GIVEN INSTRUCTION
Go through the entries below and collect each line with the string "Explain" in it.

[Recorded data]
--- START ---

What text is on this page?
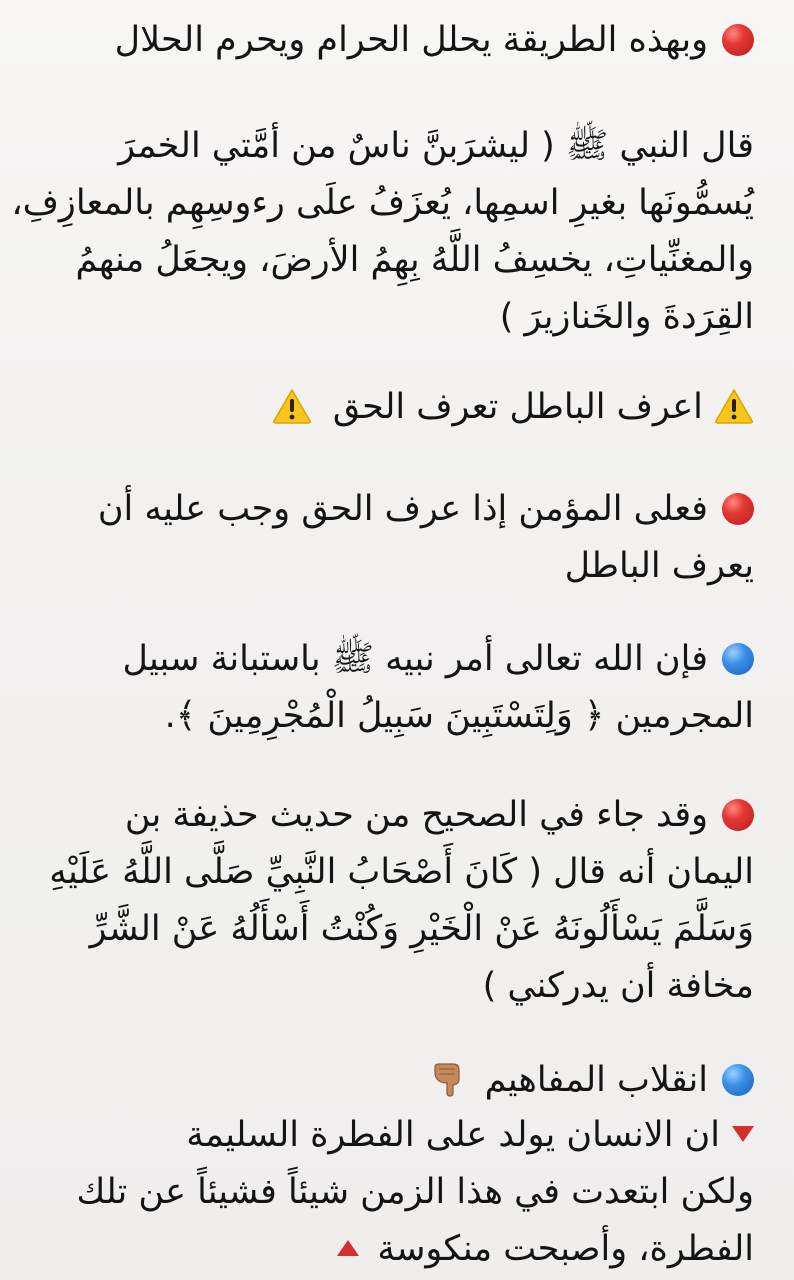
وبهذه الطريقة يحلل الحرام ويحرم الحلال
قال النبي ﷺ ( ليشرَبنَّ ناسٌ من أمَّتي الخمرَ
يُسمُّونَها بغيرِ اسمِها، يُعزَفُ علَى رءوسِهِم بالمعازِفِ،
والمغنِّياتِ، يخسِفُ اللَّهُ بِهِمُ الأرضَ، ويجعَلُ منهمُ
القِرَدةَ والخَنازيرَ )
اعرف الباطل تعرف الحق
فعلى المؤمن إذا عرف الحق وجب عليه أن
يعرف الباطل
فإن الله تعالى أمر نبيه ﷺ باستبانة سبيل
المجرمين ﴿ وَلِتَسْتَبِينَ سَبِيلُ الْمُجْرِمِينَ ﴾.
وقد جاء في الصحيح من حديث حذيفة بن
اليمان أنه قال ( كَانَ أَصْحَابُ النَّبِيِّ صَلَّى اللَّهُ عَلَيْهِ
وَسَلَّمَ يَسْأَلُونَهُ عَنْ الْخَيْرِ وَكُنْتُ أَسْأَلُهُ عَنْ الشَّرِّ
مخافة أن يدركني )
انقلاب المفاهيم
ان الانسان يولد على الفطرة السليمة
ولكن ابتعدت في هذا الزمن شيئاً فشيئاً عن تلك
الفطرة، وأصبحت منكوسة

--- END ---
--- START ---

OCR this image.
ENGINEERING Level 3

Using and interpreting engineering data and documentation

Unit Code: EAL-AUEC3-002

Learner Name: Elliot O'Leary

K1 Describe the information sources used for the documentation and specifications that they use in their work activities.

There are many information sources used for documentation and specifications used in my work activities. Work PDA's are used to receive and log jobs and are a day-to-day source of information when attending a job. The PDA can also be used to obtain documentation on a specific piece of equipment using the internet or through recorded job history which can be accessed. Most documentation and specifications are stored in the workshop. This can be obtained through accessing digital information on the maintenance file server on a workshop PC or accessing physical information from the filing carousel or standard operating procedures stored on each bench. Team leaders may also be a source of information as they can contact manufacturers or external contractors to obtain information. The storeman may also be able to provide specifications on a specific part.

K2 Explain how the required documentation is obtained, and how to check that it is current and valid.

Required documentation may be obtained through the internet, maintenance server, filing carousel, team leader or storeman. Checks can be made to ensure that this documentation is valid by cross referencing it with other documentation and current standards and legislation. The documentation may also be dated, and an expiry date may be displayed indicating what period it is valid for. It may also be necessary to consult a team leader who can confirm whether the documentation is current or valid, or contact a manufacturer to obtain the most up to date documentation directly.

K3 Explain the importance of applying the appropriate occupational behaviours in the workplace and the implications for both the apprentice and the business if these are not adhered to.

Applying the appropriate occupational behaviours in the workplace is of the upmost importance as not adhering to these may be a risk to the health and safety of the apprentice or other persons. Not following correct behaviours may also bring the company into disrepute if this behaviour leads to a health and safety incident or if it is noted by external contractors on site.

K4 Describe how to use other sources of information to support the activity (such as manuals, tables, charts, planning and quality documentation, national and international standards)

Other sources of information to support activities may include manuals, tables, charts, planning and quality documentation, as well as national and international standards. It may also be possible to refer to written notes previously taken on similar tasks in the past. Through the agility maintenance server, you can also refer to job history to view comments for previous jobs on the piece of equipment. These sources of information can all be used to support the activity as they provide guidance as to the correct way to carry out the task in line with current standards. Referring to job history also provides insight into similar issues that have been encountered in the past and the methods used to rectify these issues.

--- END ---

ANSWER TO THE EXERCISE
K2 Explain how the required documentation is obtained, and how to check that it is current and valid.
K3 Explain the importance of applying the appropriate occupational behaviours in the workplace and the implications for both the apprentice and the business if these are not adhered to.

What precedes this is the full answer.